- What to work on -
Rewrite every line of the material below as a numbered list, skipping blank lines. Leave the pictures out of your answer.

--- Record list ---

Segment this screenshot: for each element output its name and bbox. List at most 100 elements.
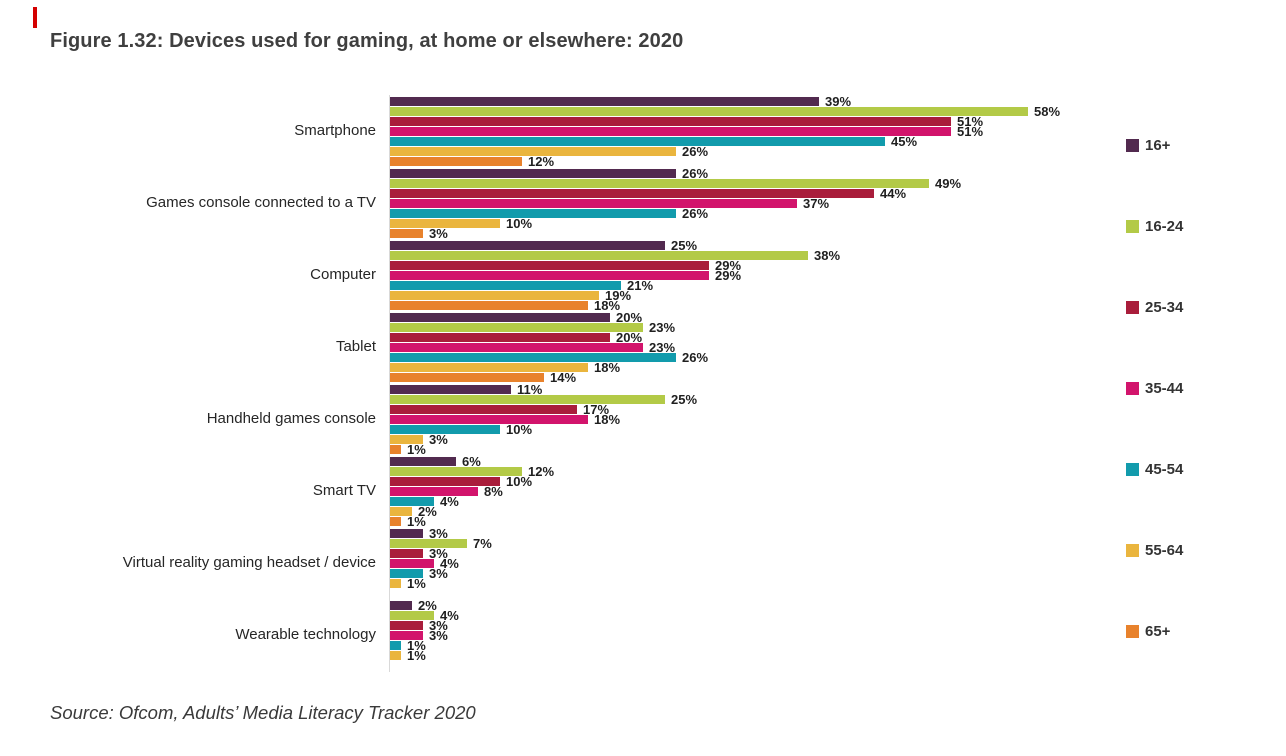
category-label: Games console connected to a TV — [146, 194, 376, 211]
bar-65+-5 — [390, 517, 401, 526]
bar-16+-3 — [390, 313, 610, 322]
value-label: 39% — [825, 94, 852, 109]
legend-label: 16-24 — [1145, 218, 1184, 235]
value-label: 51% — [957, 114, 984, 129]
value-label: 26% — [682, 350, 709, 365]
bar-55-64-6 — [390, 579, 401, 588]
value-label: 25% — [671, 392, 698, 407]
value-label: 20% — [616, 330, 643, 345]
bar-16-24-3 — [390, 323, 643, 332]
value-label: 17% — [583, 402, 610, 417]
value-label: 18% — [594, 298, 621, 313]
value-label: 7% — [473, 536, 492, 551]
bar-35-44-7 — [390, 631, 423, 640]
value-label: 45% — [891, 134, 918, 149]
legend-swatch-55-64 — [1126, 544, 1139, 557]
bar-25-34-3 — [390, 333, 610, 342]
value-label: 14% — [550, 370, 577, 385]
bar-16+-2 — [390, 241, 665, 250]
category-label: Computer — [310, 266, 376, 283]
bar-55-64-7 — [390, 651, 401, 660]
bar-35-44-0 — [390, 127, 951, 136]
source-note: Source: Ofcom, Adults’ Media Literacy Tr… — [50, 702, 476, 723]
value-label: 26% — [682, 206, 709, 221]
value-label: 3% — [429, 618, 448, 633]
value-label: 21% — [627, 278, 654, 293]
bar-35-44-3 — [390, 343, 643, 352]
value-label: 38% — [814, 248, 841, 263]
bar-65+-3 — [390, 373, 544, 382]
bar-25-34-1 — [390, 189, 874, 198]
value-label: 44% — [880, 186, 907, 201]
value-label: 8% — [484, 484, 503, 499]
category-label: Handheld games console — [206, 410, 376, 427]
value-label: 3% — [429, 526, 448, 541]
legend-swatch-16+ — [1126, 139, 1139, 152]
value-label: 1% — [407, 648, 426, 663]
value-label: 18% — [594, 360, 621, 375]
bar-55-64-5 — [390, 507, 412, 516]
bar-35-44-1 — [390, 199, 797, 208]
value-label: 10% — [506, 216, 533, 231]
value-label: 2% — [418, 598, 437, 613]
bar-25-34-5 — [390, 477, 500, 486]
bar-16+-7 — [390, 601, 412, 610]
bar-16-24-2 — [390, 251, 808, 260]
value-label: 11% — [517, 382, 543, 397]
legend-label: 35-44 — [1145, 380, 1184, 397]
value-label: 3% — [429, 566, 448, 581]
value-label: 3% — [429, 226, 448, 241]
bar-25-34-2 — [390, 261, 709, 270]
value-label: 26% — [682, 166, 709, 181]
value-label: 2% — [418, 504, 437, 519]
figure-title: Figure 1.32: Devices used for gaming, at… — [50, 30, 684, 52]
legend-label: 45-54 — [1145, 461, 1184, 478]
bar-65+-1 — [390, 229, 423, 238]
bar-16-24-5 — [390, 467, 522, 476]
value-label: 4% — [440, 494, 459, 509]
bar-55-64-4 — [390, 435, 423, 444]
bar-25-34-7 — [390, 621, 423, 630]
bar-55-64-3 — [390, 363, 588, 372]
value-label: 3% — [429, 628, 448, 643]
bar-45-54-1 — [390, 209, 676, 218]
legend-swatch-45-54 — [1126, 463, 1139, 476]
category-label: Tablet — [335, 338, 376, 355]
bar-35-44-4 — [390, 415, 588, 424]
bar-45-54-5 — [390, 497, 434, 506]
value-label: 23% — [649, 340, 676, 355]
bar-16-24-0 — [390, 107, 1028, 116]
bar-16-24-4 — [390, 395, 665, 404]
legend-swatch-65+ — [1126, 625, 1139, 638]
value-label: 4% — [440, 608, 459, 623]
value-label: 12% — [528, 464, 555, 479]
bar-35-44-5 — [390, 487, 478, 496]
y-axis-line — [389, 95, 390, 672]
bar-16+-1 — [390, 169, 676, 178]
value-label: 1% — [407, 638, 426, 653]
legend-swatch-16-24 — [1126, 220, 1139, 233]
bar-55-64-0 — [390, 147, 676, 156]
bar-55-64-1 — [390, 219, 500, 228]
category-label: Virtual reality gaming headset / device — [122, 554, 376, 571]
legend-swatch-35-44 — [1126, 382, 1139, 395]
bar-16+-4 — [390, 385, 511, 394]
bar-16+-5 — [390, 457, 456, 466]
value-label: 4% — [440, 556, 459, 571]
bar-65+-4 — [390, 445, 401, 454]
category-label: Wearable technology — [235, 626, 376, 643]
value-label: 3% — [429, 432, 448, 447]
bar-65+-2 — [390, 301, 588, 310]
legend-label: 65+ — [1145, 623, 1171, 640]
revision-marker — [33, 7, 37, 28]
value-label: 37% — [803, 196, 830, 211]
bar-45-54-2 — [390, 281, 621, 290]
bar-25-34-6 — [390, 549, 423, 558]
bar-65+-0 — [390, 157, 522, 166]
bar-45-54-0 — [390, 137, 885, 146]
bar-25-34-4 — [390, 405, 577, 414]
value-label: 58% — [1034, 104, 1061, 119]
bar-16+-6 — [390, 529, 423, 538]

---

- Exercise output -
1. Segment this screenshot: for each element output its name and bbox. List at most 100 elements.
2. category-label: Games console connected to a TV — [146, 194, 376, 211]
3. bar-65+-5 — [390, 517, 401, 526]
4. bar-16+-3 — [390, 313, 610, 322]
5. value-label: 39% — [825, 94, 852, 109]
6. legend-label: 16-24 — [1145, 218, 1184, 235]
7. value-label: 51% — [957, 114, 984, 129]
8. value-label: 26% — [682, 350, 709, 365]
9. bar-55-64-6 — [390, 579, 401, 588]
10. value-label: 25% — [671, 392, 698, 407]
11. value-label: 20% — [616, 330, 643, 345]
12. bar-16-24-3 — [390, 323, 643, 332]
13. value-label: 17% — [583, 402, 610, 417]
14. value-label: 18% — [594, 298, 621, 313]
15. value-label: 7% — [473, 536, 492, 551]
16. bar-35-44-7 — [390, 631, 423, 640]
17. value-label: 45% — [891, 134, 918, 149]
18. legend-swatch-55-64 — [1126, 544, 1139, 557]
19. bar-25-34-3 — [390, 333, 610, 342]
20. value-label: 14% — [550, 370, 577, 385]
21. bar-16+-2 — [390, 241, 665, 250]
22. category-label: Computer — [310, 266, 376, 283]
23. bar-55-64-7 — [390, 651, 401, 660]
24. bar-35-44-0 — [390, 127, 951, 136]
25. source-note: Source: Ofcom, Adults’ Media Literacy Tr… — [50, 702, 476, 723]
26. value-label: 26% — [682, 206, 709, 221]
27. value-label: 3% — [429, 618, 448, 633]
28. value-label: 21% — [627, 278, 654, 293]
29. bar-35-44-3 — [390, 343, 643, 352]
30. value-label: 38% — [814, 248, 841, 263]
31. bar-65+-3 — [390, 373, 544, 382]
32. bar-25-34-1 — [390, 189, 874, 198]
33. value-label: 44% — [880, 186, 907, 201]
34. value-label: 8% — [484, 484, 503, 499]
35. category-label: Handheld games console — [206, 410, 376, 427]
36. value-label: 3% — [429, 526, 448, 541]
37. legend-swatch-16+ — [1126, 139, 1139, 152]
38. value-label: 1% — [407, 648, 426, 663]
39. value-label: 18% — [594, 360, 621, 375]
40. bar-55-64-5 — [390, 507, 412, 516]
41. bar-35-44-1 — [390, 199, 797, 208]
42. value-label: 10% — [506, 216, 533, 231]
43. value-label: 2% — [418, 598, 437, 613]
44. bar-25-34-5 — [390, 477, 500, 486]
45. bar-16+-7 — [390, 601, 412, 610]
46. bar-16-24-2 — [390, 251, 808, 260]
47. value-label: 11% — [517, 382, 543, 397]
48. legend-label: 35-44 — [1145, 380, 1184, 397]
49. value-label: 3% — [429, 566, 448, 581]
50. value-label: 3% — [429, 226, 448, 241]
51. bar-25-34-2 — [390, 261, 709, 270]
52. value-label: 26% — [682, 166, 709, 181]
53. value-label: 2% — [418, 504, 437, 519]
54. figure-title: Figure 1.32: Devices used for gaming, at… — [50, 30, 684, 52]
55. legend-label: 45-54 — [1145, 461, 1184, 478]
56. bar-65+-1 — [390, 229, 423, 238]
57. bar-16-24-5 — [390, 467, 522, 476]
58. value-label: 4% — [440, 494, 459, 509]
59. bar-55-64-4 — [390, 435, 423, 444]
60. bar-25-34-7 — [390, 621, 423, 630]
61. bar-55-64-3 — [390, 363, 588, 372]
62. value-label: 3% — [429, 628, 448, 643]
63. bar-45-54-1 — [390, 209, 676, 218]
64. legend-swatch-45-54 — [1126, 463, 1139, 476]
65. category-label: Tablet — [335, 338, 376, 355]
66. bar-35-44-4 — [390, 415, 588, 424]
67. bar-45-54-5 — [390, 497, 434, 506]
68. value-label: 23% — [649, 340, 676, 355]
69. bar-16-24-0 — [390, 107, 1028, 116]
70. bar-16-24-4 — [390, 395, 665, 404]
71. legend-swatch-65+ — [1126, 625, 1139, 638]
72. value-label: 4% — [440, 608, 459, 623]
73. value-label: 12% — [528, 464, 555, 479]
74. bar-35-44-5 — [390, 487, 478, 496]
75. y-axis-line — [389, 95, 390, 672]
76. bar-16+-1 — [390, 169, 676, 178]
77. value-label: 1% — [407, 638, 426, 653]
78. legend-swatch-16-24 — [1126, 220, 1139, 233]
79. bar-55-64-0 — [390, 147, 676, 156]
80. bar-55-64-1 — [390, 219, 500, 228]
81. category-label: Virtual reality gaming headset / device — [122, 554, 376, 571]
82. legend-swatch-35-44 — [1126, 382, 1139, 395]
83. bar-16+-4 — [390, 385, 511, 394]
84. bar-16+-5 — [390, 457, 456, 466]
85. value-label: 4% — [440, 556, 459, 571]
86. bar-65+-4 — [390, 445, 401, 454]
87. category-label: Wearable technology — [235, 626, 376, 643]
88. value-label: 3% — [429, 432, 448, 447]
89. bar-65+-2 — [390, 301, 588, 310]
90. legend-label: 65+ — [1145, 623, 1171, 640]
91. revision-marker — [33, 7, 37, 28]
92. value-label: 37% — [803, 196, 830, 211]
93. bar-45-54-2 — [390, 281, 621, 290]
94. bar-25-34-6 — [390, 549, 423, 558]
95. bar-65+-0 — [390, 157, 522, 166]
96. bar-45-54-0 — [390, 137, 885, 146]
97. bar-25-34-4 — [390, 405, 577, 414]
98. value-label: 58% — [1034, 104, 1061, 119]
99. bar-16+-6 — [390, 529, 423, 538]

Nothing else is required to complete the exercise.